_WHAT TO DO_
Make an exact copy of the lines, leaving the pictures out.

**** RECORDS SHOWN ****

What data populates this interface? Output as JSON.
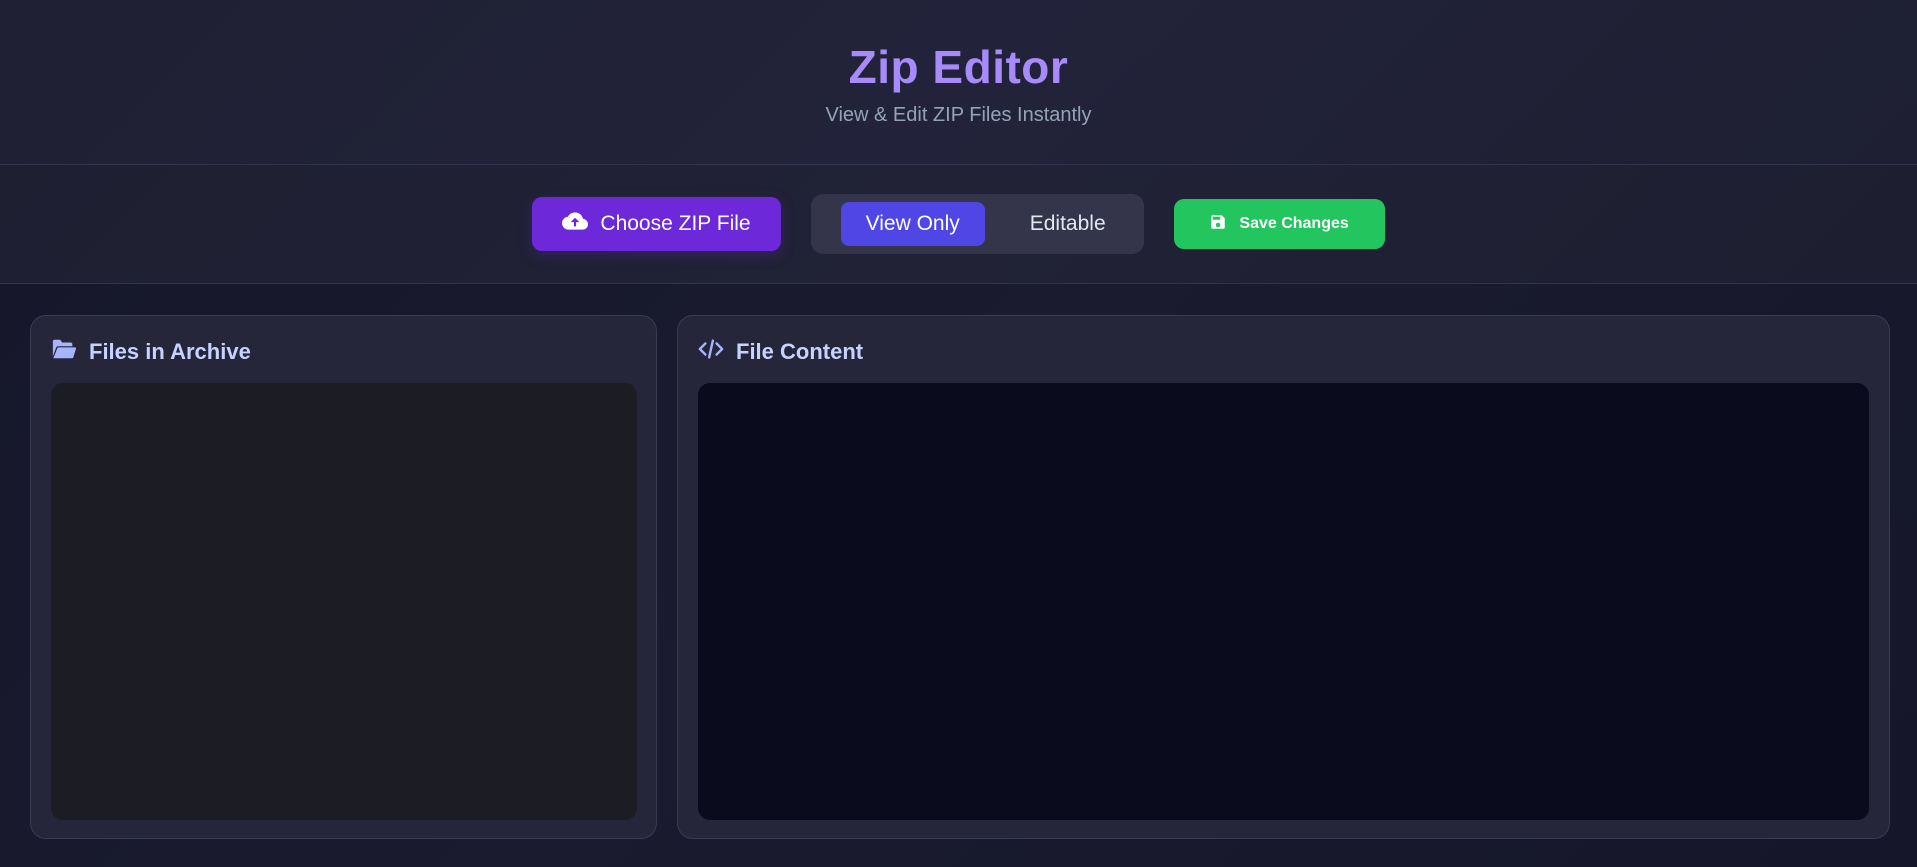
{
  "header": {
    "title": "Zip Editor",
    "subtitle": "View & Edit ZIP Files Instantly"
  },
  "toolbar": {
    "choose_label": "Choose ZIP File",
    "choose_icon": "cloud-upload-icon",
    "modes": [
      {
        "label": "View Only",
        "active": true
      },
      {
        "label": "Editable",
        "active": false
      }
    ],
    "save_label": "Save Changes",
    "save_icon": "floppy-disk-icon"
  },
  "panels": {
    "files": {
      "title": "Files in Archive",
      "icon": "folder-open-icon"
    },
    "content": {
      "title": "File Content",
      "icon": "code-icon"
    }
  },
  "colors": {
    "title": "#a78bfa",
    "choose_button": "#6d28d9",
    "active_mode": "#4f46e5",
    "save_button": "#22c55e"
  }
}
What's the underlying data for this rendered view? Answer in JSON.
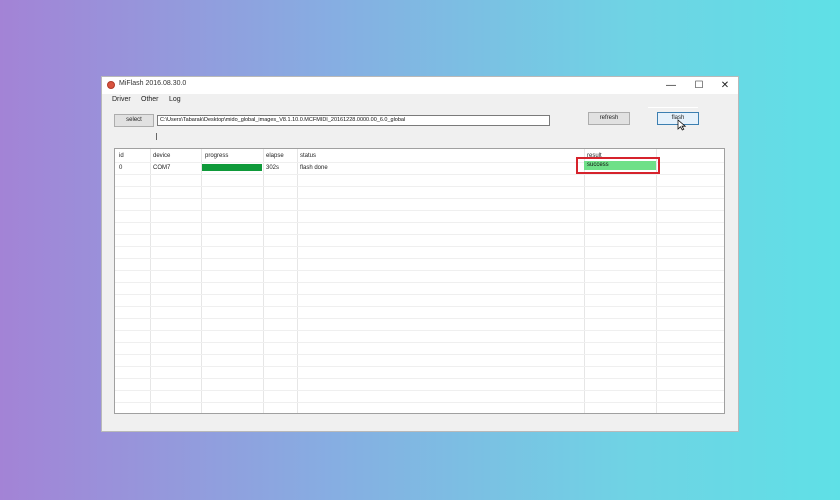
{
  "window": {
    "title": "MiFlash 2016.08.30.0",
    "controls": {
      "minimize": "—",
      "maximize": "☐",
      "close": "✕"
    }
  },
  "menu": {
    "items": [
      "Driver",
      "Other",
      "Log"
    ]
  },
  "toolbar": {
    "select_label": "select",
    "path_value": "C:\\Users\\Tabarak\\Desktop\\mido_global_images_V8.1.10.0.MCFMIDI_20161228.0000.00_6.0_global",
    "refresh_label": "refresh",
    "flash_label": "flash"
  },
  "table": {
    "columns": [
      "id",
      "device",
      "progress",
      "elapse",
      "status",
      "result"
    ],
    "rows": [
      {
        "id": "0",
        "device": "COM7",
        "progress_fraction": 1.0,
        "elapse": "302s",
        "status": "flash done",
        "result": "success"
      }
    ]
  },
  "colors": {
    "progress": "#0f9a3a",
    "result_fill": "#6fe088",
    "highlight_box": "#d6232c"
  }
}
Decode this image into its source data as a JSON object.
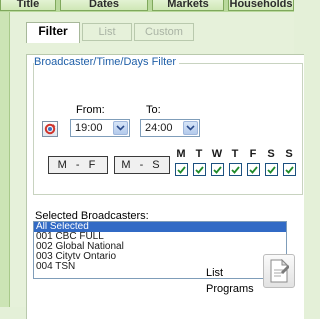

****

_REPLY TO THE EXERCISE_
What data populates this interface? Output as JSON.
{
  "header": {
    "title": "Zip Editor",
    "subtitle": "View & Edit ZIP Files Instantly"
  },
  "toolbar": {
    "choose_label": "Choose ZIP File",
    "choose_icon": "cloud-upload-icon",
    "modes": [
      {
        "label": "View Only",
        "active": true
      },
      {
        "label": "Editable",
        "active": false
      }
    ],
    "save_label": "Save Changes",
    "save_icon": "floppy-disk-icon"
  },
  "panels": {
    "files": {
      "title": "Files in Archive",
      "icon": "folder-open-icon"
    },
    "content": {
      "title": "File Content",
      "icon": "code-icon"
    }
  },
  "colors": {
    "title": "#a78bfa",
    "choose_button": "#6d28d9",
    "active_mode": "#4f46e5",
    "save_button": "#22c55e"
  }
}
What's the underlying data for this rendered view? Answer in JSON.
{
  "window": {
    "title": "MiFlash 2016.08.30.0",
    "controls": {
      "minimize": "—",
      "maximize": "☐",
      "close": "✕"
    }
  },
  "menu": {
    "items": [
      "Driver",
      "Other",
      "Log"
    ]
  },
  "toolbar": {
    "select_label": "select",
    "path_value": "C:\\Users\\Tabarak\\Desktop\\mido_global_images_V8.1.10.0.MCFMIDI_20161228.0000.00_6.0_global",
    "refresh_label": "refresh",
    "flash_label": "flash"
  },
  "table": {
    "columns": [
      "id",
      "device",
      "progress",
      "elapse",
      "status",
      "result"
    ],
    "rows": [
      {
        "id": "0",
        "device": "COM7",
        "progress_fraction": 1.0,
        "elapse": "302s",
        "status": "flash done",
        "result": "success"
      }
    ]
  },
  "colors": {
    "progress": "#0f9a3a",
    "result_fill": "#6fe088",
    "highlight_box": "#d6232c"
  }
}
Decode this image into its source data as a JSON object.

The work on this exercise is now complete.